Pull out each line of the records holding the string "program".

__Stored items__.
* * * *
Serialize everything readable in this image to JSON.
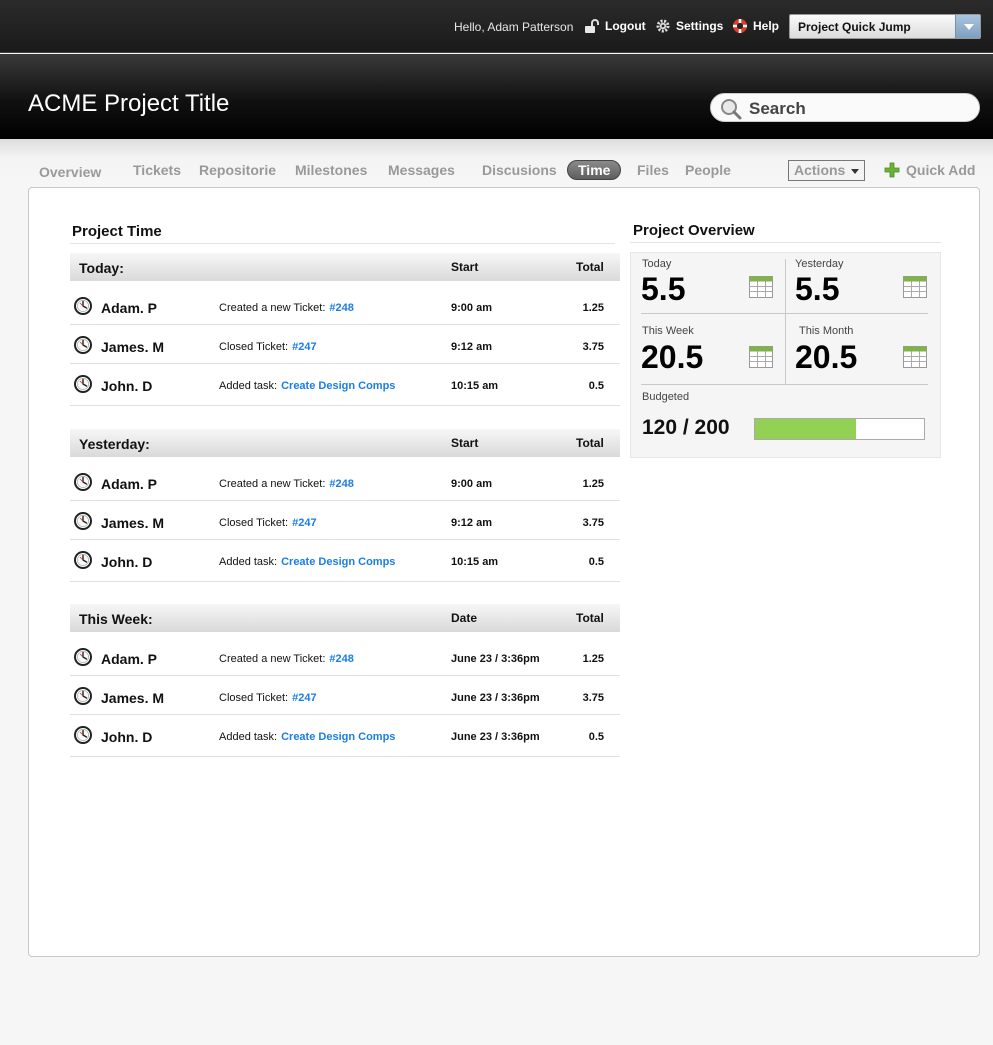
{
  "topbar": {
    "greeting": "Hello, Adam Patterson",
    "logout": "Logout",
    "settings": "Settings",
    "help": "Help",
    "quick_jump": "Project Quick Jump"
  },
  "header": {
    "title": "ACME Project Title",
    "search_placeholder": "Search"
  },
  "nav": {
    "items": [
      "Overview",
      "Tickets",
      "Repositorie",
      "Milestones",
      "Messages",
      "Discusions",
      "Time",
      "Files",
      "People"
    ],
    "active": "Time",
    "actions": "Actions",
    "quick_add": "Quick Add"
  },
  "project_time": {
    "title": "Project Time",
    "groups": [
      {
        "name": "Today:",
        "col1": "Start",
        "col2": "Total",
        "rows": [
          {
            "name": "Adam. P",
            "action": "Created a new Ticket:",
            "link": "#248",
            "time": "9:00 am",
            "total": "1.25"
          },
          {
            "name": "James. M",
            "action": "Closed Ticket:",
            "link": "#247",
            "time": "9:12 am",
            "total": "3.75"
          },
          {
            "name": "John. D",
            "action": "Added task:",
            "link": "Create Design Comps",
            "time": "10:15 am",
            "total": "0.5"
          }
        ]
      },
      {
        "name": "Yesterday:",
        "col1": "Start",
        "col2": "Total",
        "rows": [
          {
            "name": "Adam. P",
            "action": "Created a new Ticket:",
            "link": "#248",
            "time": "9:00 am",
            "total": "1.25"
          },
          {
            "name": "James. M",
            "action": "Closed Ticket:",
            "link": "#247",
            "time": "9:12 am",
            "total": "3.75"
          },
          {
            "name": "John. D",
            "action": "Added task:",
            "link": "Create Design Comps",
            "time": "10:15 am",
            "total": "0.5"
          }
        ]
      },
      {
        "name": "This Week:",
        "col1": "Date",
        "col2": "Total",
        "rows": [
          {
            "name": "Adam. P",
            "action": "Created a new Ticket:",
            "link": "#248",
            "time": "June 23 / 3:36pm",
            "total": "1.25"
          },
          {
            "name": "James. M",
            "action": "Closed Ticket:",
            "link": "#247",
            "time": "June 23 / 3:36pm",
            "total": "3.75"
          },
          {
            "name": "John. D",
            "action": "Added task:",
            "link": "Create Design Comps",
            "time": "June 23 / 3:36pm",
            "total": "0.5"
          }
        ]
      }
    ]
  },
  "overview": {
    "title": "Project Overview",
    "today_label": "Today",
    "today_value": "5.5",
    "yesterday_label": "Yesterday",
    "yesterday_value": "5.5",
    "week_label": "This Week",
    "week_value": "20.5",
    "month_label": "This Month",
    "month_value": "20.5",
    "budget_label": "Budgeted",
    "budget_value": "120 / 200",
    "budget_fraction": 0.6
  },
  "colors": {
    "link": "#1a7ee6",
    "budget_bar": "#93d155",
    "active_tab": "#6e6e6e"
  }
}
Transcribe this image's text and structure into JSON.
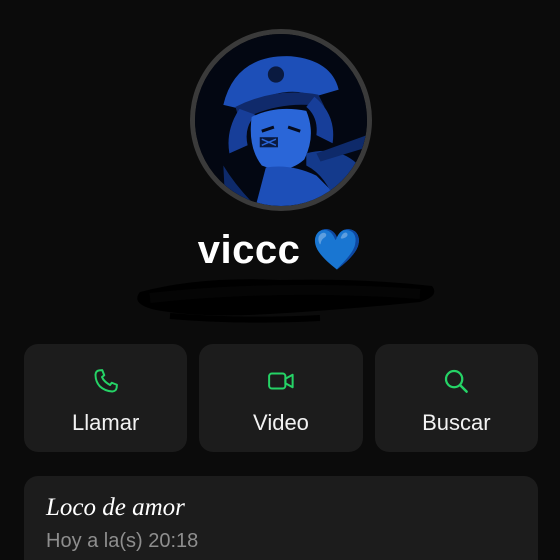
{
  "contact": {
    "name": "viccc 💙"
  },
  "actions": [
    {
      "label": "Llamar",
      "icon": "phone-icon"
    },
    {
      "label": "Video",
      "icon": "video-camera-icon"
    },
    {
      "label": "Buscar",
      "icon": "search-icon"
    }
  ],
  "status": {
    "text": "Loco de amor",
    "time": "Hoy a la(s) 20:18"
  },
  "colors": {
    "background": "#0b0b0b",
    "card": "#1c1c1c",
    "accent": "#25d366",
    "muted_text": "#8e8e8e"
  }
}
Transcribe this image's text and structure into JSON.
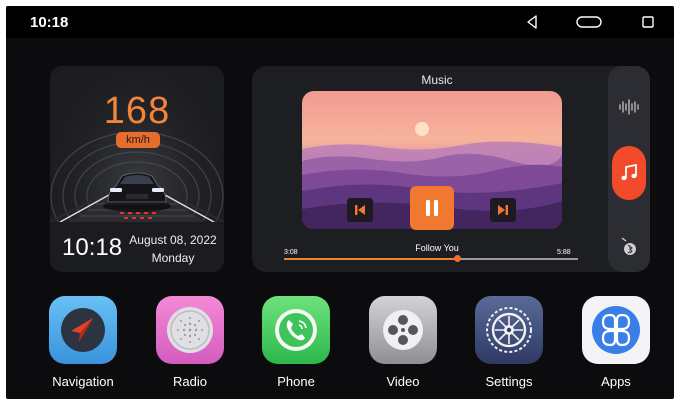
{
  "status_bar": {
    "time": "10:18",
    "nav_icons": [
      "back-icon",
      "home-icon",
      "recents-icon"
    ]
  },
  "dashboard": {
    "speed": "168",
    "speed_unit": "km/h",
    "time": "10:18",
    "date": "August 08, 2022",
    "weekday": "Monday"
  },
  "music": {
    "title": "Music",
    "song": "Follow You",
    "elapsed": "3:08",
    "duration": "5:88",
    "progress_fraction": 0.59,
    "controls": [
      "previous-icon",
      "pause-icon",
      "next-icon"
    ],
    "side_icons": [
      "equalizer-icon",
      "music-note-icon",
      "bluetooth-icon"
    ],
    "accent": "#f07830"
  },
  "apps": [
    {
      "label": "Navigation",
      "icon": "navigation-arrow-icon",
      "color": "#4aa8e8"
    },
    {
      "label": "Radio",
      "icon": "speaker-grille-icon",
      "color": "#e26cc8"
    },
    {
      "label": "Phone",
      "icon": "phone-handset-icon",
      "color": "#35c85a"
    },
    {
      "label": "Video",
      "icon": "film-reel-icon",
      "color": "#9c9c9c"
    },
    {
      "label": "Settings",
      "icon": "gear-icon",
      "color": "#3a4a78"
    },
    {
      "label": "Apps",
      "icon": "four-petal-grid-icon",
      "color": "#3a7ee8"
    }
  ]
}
* * * *
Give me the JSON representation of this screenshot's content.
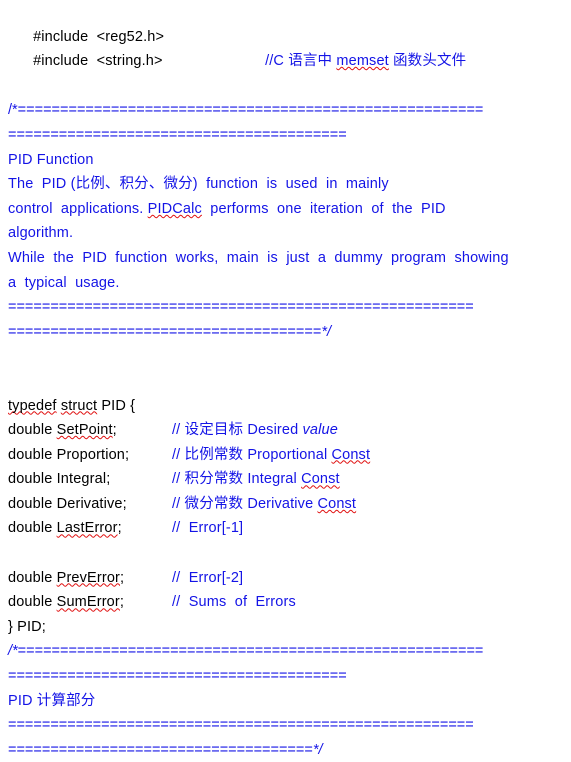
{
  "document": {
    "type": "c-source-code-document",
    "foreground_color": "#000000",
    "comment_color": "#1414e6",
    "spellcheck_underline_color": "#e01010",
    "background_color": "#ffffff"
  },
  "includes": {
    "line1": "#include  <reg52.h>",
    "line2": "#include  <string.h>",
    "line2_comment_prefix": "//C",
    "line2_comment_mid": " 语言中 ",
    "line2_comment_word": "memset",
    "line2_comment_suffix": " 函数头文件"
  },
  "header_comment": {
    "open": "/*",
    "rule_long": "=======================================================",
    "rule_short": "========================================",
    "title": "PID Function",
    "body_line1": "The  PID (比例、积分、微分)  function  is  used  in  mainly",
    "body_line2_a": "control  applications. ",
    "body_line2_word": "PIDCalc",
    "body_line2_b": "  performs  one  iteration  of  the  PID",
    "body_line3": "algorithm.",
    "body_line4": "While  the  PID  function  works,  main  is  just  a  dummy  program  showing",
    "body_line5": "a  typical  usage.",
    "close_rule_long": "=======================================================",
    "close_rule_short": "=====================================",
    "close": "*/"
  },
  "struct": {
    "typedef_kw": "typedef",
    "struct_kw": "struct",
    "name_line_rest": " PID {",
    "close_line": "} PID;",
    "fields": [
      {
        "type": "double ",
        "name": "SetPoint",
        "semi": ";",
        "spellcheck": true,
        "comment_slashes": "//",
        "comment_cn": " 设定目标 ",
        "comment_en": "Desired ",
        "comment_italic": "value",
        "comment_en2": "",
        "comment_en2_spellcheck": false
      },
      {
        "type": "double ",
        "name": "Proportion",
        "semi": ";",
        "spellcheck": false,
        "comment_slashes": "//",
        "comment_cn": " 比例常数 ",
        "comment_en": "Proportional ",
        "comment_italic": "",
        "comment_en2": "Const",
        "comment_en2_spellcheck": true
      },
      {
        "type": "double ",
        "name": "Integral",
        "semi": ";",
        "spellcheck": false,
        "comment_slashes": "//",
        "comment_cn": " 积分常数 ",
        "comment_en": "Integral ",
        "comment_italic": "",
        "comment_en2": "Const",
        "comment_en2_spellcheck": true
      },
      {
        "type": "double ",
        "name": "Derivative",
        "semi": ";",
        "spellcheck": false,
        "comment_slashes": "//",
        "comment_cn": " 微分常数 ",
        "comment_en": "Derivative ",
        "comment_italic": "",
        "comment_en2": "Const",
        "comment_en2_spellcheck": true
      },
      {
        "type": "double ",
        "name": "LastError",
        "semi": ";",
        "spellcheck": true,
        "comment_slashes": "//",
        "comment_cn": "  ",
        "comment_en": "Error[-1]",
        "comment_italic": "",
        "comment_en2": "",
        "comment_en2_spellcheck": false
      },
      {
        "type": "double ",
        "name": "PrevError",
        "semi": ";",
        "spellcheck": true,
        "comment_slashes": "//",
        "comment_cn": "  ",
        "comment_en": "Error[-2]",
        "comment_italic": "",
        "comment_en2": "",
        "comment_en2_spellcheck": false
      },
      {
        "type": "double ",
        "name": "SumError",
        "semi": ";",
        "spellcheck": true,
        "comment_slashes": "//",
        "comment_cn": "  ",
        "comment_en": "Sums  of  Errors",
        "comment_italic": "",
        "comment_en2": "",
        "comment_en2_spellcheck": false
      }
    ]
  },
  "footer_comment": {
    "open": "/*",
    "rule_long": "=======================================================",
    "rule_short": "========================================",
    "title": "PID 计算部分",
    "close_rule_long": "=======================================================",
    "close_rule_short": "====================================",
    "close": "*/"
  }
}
* * * *
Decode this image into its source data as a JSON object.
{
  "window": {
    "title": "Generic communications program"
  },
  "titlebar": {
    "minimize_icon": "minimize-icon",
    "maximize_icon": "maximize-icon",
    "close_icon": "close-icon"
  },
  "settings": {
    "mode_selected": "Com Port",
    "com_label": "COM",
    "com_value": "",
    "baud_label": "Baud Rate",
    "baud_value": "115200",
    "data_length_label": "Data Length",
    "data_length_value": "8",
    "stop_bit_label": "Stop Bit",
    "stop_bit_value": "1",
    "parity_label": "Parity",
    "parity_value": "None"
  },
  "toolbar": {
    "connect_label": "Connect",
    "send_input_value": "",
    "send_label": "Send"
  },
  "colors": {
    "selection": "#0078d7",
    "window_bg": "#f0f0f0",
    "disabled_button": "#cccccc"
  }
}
* * * *
__Task output__.
    "body_line4": "While  the  PID  function  works,  main  is  just  a  dummy  program  showing",
    "title": "Generic communications program"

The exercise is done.